Spatial layout data
+++
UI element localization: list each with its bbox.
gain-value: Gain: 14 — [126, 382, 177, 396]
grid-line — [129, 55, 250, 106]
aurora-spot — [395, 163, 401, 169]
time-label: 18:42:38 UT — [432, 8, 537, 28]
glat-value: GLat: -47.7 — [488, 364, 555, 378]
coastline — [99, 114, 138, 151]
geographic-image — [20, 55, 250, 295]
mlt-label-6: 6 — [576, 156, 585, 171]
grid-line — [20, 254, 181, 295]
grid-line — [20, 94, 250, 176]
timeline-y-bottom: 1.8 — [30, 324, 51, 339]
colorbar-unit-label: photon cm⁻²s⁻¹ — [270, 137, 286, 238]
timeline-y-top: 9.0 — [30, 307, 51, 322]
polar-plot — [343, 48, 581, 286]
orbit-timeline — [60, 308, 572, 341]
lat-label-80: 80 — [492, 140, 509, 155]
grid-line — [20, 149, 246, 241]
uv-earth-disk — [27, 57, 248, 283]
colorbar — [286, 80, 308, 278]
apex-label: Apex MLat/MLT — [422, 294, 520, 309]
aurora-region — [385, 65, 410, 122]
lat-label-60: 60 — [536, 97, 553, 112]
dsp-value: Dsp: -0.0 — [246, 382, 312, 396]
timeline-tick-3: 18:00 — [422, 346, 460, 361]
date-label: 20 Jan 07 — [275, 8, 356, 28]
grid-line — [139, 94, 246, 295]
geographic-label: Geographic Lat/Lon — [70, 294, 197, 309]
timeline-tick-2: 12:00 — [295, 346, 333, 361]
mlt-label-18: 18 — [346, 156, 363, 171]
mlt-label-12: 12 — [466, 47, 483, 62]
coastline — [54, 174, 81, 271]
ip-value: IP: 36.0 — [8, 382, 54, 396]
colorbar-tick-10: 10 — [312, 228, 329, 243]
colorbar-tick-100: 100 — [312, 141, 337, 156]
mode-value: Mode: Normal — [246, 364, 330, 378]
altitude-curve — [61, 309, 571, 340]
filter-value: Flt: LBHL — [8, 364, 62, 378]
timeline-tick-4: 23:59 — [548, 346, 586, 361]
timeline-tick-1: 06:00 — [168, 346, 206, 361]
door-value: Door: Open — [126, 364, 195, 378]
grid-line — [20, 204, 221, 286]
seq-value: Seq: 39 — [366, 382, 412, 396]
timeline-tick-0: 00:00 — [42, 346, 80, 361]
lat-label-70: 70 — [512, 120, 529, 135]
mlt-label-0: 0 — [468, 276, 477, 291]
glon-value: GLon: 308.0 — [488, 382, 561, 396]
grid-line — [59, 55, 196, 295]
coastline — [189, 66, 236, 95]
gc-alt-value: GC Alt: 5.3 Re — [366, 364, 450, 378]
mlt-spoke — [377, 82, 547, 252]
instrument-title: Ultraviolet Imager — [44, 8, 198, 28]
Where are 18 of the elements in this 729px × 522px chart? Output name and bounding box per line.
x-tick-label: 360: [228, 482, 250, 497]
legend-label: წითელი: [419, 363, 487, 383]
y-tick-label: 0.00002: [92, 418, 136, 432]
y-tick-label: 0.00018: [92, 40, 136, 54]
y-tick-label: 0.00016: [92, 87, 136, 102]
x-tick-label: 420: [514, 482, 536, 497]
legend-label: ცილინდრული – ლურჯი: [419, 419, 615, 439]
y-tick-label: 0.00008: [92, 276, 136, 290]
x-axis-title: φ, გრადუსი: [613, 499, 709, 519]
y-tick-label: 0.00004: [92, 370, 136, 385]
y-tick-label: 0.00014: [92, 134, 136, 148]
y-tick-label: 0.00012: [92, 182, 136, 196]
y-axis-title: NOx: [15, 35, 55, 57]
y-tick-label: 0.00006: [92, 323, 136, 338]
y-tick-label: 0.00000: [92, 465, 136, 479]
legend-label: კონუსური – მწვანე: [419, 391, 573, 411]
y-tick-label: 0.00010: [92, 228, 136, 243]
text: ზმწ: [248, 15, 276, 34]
+++
(Written problem)
Extract the part of the items that opens at the start and closes with the line containing "timeline-y-top: 9.0 — [30, 307, 51, 322]", including that line, and reproduce those lines exactly.

(Exercise solution)
UI element localization: list each with its bbox.
gain-value: Gain: 14 — [126, 382, 177, 396]
grid-line — [129, 55, 250, 106]
aurora-spot — [395, 163, 401, 169]
time-label: 18:42:38 UT — [432, 8, 537, 28]
glat-value: GLat: -47.7 — [488, 364, 555, 378]
coastline — [99, 114, 138, 151]
geographic-image — [20, 55, 250, 295]
mlt-label-6: 6 — [576, 156, 585, 171]
grid-line — [20, 254, 181, 295]
grid-line — [20, 94, 250, 176]
timeline-y-bottom: 1.8 — [30, 324, 51, 339]
colorbar-unit-label: photon cm⁻²s⁻¹ — [270, 137, 286, 238]
timeline-y-top: 9.0 — [30, 307, 51, 322]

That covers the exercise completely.